Job:
Each line below should be quoted exactly, please.

Listed records:
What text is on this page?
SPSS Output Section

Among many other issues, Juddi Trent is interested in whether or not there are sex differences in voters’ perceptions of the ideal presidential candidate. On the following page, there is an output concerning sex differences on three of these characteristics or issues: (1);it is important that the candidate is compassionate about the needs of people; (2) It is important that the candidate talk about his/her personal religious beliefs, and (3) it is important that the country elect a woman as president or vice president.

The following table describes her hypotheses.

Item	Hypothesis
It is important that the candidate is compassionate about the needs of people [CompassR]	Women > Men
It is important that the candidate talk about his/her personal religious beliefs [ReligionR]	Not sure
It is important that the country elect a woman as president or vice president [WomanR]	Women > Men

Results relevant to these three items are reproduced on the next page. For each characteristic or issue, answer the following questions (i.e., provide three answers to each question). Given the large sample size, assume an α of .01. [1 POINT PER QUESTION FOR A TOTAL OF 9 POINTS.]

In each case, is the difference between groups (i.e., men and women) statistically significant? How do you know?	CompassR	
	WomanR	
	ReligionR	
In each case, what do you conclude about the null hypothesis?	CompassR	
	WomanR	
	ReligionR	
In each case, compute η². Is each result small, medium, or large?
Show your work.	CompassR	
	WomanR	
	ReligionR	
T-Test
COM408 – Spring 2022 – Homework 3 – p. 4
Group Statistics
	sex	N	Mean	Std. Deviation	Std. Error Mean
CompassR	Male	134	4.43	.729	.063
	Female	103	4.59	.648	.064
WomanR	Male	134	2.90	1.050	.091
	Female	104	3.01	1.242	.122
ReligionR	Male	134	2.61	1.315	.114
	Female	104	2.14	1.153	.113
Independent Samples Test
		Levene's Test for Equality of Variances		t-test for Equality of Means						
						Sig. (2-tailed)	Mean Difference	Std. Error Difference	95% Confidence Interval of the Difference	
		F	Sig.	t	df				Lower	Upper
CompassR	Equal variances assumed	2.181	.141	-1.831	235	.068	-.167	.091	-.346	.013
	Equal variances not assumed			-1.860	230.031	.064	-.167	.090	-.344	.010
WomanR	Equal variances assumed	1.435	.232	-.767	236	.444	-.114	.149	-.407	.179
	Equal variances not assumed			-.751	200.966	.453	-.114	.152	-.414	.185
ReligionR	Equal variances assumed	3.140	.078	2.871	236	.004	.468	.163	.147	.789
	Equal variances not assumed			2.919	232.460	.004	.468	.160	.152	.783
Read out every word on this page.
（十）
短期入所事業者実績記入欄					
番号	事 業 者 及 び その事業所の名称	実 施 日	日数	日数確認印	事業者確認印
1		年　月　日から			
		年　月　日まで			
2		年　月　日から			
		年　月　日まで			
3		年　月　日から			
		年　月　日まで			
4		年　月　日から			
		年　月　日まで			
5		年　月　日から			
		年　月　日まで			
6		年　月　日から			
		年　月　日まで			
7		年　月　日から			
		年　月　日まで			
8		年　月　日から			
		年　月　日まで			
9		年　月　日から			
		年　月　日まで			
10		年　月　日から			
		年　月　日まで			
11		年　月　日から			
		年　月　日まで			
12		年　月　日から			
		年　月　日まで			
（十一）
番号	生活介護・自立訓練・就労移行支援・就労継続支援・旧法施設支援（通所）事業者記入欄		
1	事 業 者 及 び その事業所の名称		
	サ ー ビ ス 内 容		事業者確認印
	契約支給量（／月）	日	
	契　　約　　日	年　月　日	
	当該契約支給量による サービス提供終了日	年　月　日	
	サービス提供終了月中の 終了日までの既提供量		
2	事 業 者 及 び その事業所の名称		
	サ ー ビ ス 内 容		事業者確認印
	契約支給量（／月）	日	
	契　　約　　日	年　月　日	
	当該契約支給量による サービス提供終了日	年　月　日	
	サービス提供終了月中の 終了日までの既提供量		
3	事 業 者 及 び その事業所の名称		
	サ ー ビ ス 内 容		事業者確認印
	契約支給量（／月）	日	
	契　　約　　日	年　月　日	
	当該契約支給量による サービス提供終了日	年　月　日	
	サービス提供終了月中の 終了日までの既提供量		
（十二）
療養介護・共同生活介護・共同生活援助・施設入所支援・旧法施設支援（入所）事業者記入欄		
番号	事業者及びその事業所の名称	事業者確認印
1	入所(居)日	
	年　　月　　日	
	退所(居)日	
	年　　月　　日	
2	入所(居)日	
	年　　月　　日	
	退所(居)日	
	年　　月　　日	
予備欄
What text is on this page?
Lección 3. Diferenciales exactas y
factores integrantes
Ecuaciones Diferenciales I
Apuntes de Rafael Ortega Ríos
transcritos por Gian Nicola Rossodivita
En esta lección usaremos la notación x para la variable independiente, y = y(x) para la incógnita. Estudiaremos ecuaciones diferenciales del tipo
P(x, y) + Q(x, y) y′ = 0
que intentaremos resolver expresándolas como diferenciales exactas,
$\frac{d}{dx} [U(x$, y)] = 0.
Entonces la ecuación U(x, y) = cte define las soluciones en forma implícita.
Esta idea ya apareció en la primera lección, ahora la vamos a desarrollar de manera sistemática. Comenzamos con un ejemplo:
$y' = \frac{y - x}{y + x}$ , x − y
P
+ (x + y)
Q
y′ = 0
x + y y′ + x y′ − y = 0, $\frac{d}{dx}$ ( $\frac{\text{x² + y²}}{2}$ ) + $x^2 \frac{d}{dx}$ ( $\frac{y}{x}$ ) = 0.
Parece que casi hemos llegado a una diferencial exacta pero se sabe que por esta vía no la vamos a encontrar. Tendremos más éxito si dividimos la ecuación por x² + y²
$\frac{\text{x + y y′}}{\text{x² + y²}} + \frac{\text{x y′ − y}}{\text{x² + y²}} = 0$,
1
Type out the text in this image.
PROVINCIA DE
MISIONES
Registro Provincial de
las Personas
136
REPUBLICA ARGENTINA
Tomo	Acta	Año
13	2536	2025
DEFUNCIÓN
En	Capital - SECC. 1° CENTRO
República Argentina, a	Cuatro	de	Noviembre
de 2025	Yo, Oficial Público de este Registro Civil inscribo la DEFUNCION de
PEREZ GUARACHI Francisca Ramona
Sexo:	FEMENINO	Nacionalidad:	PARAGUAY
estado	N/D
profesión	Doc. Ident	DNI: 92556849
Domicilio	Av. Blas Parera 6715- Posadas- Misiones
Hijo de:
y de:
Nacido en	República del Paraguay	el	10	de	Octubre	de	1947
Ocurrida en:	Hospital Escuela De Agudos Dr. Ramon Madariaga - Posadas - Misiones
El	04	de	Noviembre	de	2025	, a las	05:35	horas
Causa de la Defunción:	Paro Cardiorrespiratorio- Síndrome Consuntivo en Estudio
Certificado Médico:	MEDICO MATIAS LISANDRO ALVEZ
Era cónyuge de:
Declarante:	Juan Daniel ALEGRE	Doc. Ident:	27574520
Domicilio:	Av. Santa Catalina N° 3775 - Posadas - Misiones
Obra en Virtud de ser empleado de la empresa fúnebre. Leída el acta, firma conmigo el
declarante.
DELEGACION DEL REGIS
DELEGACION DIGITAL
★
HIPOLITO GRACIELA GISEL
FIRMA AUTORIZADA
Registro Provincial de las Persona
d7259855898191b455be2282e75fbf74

Completed exercise:
What text is on this page?
SPSS Output Section

Among many other issues, Juddi Trent is interested in whether or not there are sex differences in voters’ perceptions of the ideal presidential candidate. On the following page, there is an output concerning sex differences on three of these characteristics or issues: (1);it is important that the candidate is compassionate about the needs of people; (2) It is important that the candidate talk about his/her personal religious beliefs, and (3) it is important that the country elect a woman as president or vice president.

The following table describes her hypotheses.

Item	Hypothesis
It is important that the candidate is compassionate about the needs of people [CompassR]	Women > Men
It is important that the candidate talk about his/her personal religious beliefs [ReligionR]	Not sure
It is important that the country elect a woman as president or vice president [WomanR]	Women > Men

Results relevant to these three items are reproduced on the next page. For each characteristic or issue, answer the following questions (i.e., provide three answers to each question). Given the large sample size, assume an α of .01. [1 POINT PER QUESTION FOR A TOTAL OF 9 POINTS.]

In each case, is the difference between groups (i.e., men and women) statistically significant? How do you know?	CompassR	
	WomanR	
	ReligionR	
In each case, what do you conclude about the null hypothesis?	CompassR	
	WomanR	
	ReligionR	
In each case, compute η². Is each result small, medium, or large?
Show your work.	CompassR	
	WomanR	
	ReligionR	
T-Test
COM408 – Spring 2022 – Homework 3 – p. 4
Group Statistics
	sex	N	Mean	Std. Deviation	Std. Error Mean
CompassR	Male	134	4.43	.729	.063
	Female	103	4.59	.648	.064
WomanR	Male	134	2.90	1.050	.091
	Female	104	3.01	1.242	.122
ReligionR	Male	134	2.61	1.315	.114
	Female	104	2.14	1.153	.113
Independent Samples Test
		Levene's Test for Equality of Variances		t-test for Equality of Means						
						Sig. (2-tailed)	Mean Difference	Std. Error Difference	95% Confidence Interval of the Difference	
		F	Sig.	t	df				Lower	Upper
CompassR	Equal variances assumed	2.181	.141	-1.831	235	.068	-.167	.091	-.346	.013
	Equal variances not assumed			-1.860	230.031	.064	-.167	.090	-.344	.010
WomanR	Equal variances assumed	1.435	.232	-.767	236	.444	-.114	.149	-.407	.179
	Equal variances not assumed			-.751	200.966	.453	-.114	.152	-.414	.185
ReligionR	Equal variances assumed	3.140	.078	2.871	236	.004	.468	.163	.147	.789
	Equal variances not assumed			2.919	232.460	.004	.468	.160	.152	.783
Read out every word on this page.
（十）
短期入所事業者実績記入欄					
番号	事 業 者 及 び その事業所の名称	実 施 日	日数	日数確認印	事業者確認印
1		年　月　日から			
		年　月　日まで			
2		年　月　日から			
		年　月　日まで			
3		年　月　日から			
		年　月　日まで			
4		年　月　日から			
		年　月　日まで			
5		年　月　日から			
		年　月　日まで			
6		年　月　日から			
		年　月　日まで			
7		年　月　日から			
		年　月　日まで			
8		年　月　日から			
		年　月　日まで			
9		年　月　日から			
		年　月　日まで			
10		年　月　日から			
		年　月　日まで			
11		年　月　日から			
		年　月　日まで			
12		年　月　日から			
		年　月　日まで			
（十一）
番号	生活介護・自立訓練・就労移行支援・就労継続支援・旧法施設支援（通所）事業者記入欄		
1	事 業 者 及 び その事業所の名称		
	サ ー ビ ス 内 容		事業者確認印
	契約支給量（／月）	日	
	契　　約　　日	年　月　日	
	当該契約支給量による サービス提供終了日	年　月　日	
	サービス提供終了月中の 終了日までの既提供量		
2	事 業 者 及 び その事業所の名称		
	サ ー ビ ス 内 容		事業者確認印
	契約支給量（／月）	日	
	契　　約　　日	年　月　日	
	当該契約支給量による サービス提供終了日	年　月　日	
	サービス提供終了月中の 終了日までの既提供量		
3	事 業 者 及 び その事業所の名称		
	サ ー ビ ス 内 容		事業者確認印
	契約支給量（／月）	日	
	契　　約　　日	年　月　日	
	当該契約支給量による サービス提供終了日	年　月　日	
	サービス提供終了月中の 終了日までの既提供量		
（十二）
療養介護・共同生活介護・共同生活援助・施設入所支援・旧法施設支援（入所）事業者記入欄		
番号	事業者及びその事業所の名称	事業者確認印
1	入所(居)日	
	年　　月　　日	
	退所(居)日	
	年　　月　　日	
2	入所(居)日	
	年　　月　　日	
	退所(居)日	
	年　　月　　日	
予備欄
What text is on this page?
Lección 3. Diferenciales exactas y
factores integrantes
Ecuaciones Diferenciales I
Apuntes de Rafael Ortega Ríos
transcritos por Gian Nicola Rossodivita
En esta lección usaremos la notación x para la variable independiente, y = y(x) para la incógnita. Estudiaremos ecuaciones diferenciales del tipo
P(x, y) + Q(x, y) y′ = 0
que intentaremos resolver expresándolas como diferenciales exactas,
$\frac{d}{dx} [U(x$, y)] = 0.
Entonces la ecuación U(x, y) = cte define las soluciones en forma implícita.
Esta idea ya apareció en la primera lección, ahora la vamos a desarrollar de manera sistemática. Comenzamos con un ejemplo:
$y' = \frac{y - x}{y + x}$ , x − y
P
+ (x + y)
Q
y′ = 0
x + y y′ + x y′ − y = 0, $\frac{d}{dx}$ ( $\frac{\text{x² + y²}}{2}$ ) + $x^2 \frac{d}{dx}$ ( $\frac{y}{x}$ ) = 0.
Parece que casi hemos llegado a una diferencial exacta pero se sabe que por esta vía no la vamos a encontrar. Tendremos más éxito si dividimos la ecuación por x² + y²
$\frac{\text{x + y y′}}{\text{x² + y²}} + \frac{\text{x y′ − y}}{\text{x² + y²}} = 0$,
1
Type out the text in this image.
PROVINCIA DE
MISIONES
Registro Provincial de
las Personas
136
REPUBLICA ARGENTINA
Tomo	Acta	Año
13	2536	2025
DEFUNCIÓN
En	Capital - SECC. 1° CENTRO
República Argentina, a	Cuatro	de	Noviembre
de 2025	Yo, Oficial Público de este Registro Civil inscribo la DEFUNCION de
PEREZ GUARACHI Francisca Ramona
Sexo:	FEMENINO	Nacionalidad:	PARAGUAY
estado	N/D
profesión	Doc. Ident	DNI: 92556849
Domicilio	Av. Blas Parera 6715- Posadas- Misiones
Hijo de:
y de:
Nacido en	República del Paraguay	el	10	de	Octubre	de	1947
Ocurrida en:	Hospital Escuela De Agudos Dr. Ramon Madariaga - Posadas - Misiones
El	04	de	Noviembre	de	2025	, a las	05:35	horas
Causa de la Defunción:	Paro Cardiorrespiratorio- Síndrome Consuntivo en Estudio
Certificado Médico:	MEDICO MATIAS LISANDRO ALVEZ
Era cónyuge de:
Declarante:	Juan Daniel ALEGRE	Doc. Ident:	27574520
Domicilio:	Av. Santa Catalina N° 3775 - Posadas - Misiones
Obra en Virtud de ser empleado de la empresa fúnebre. Leída el acta, firma conmigo el
declarante.
DELEGACION DEL REGIS
DELEGACION DIGITAL
★
HIPOLITO GRACIELA GISEL
FIRMA AUTORIZADA
Registro Provincial de las Persona
d7259855898191b455be2282e75fbf74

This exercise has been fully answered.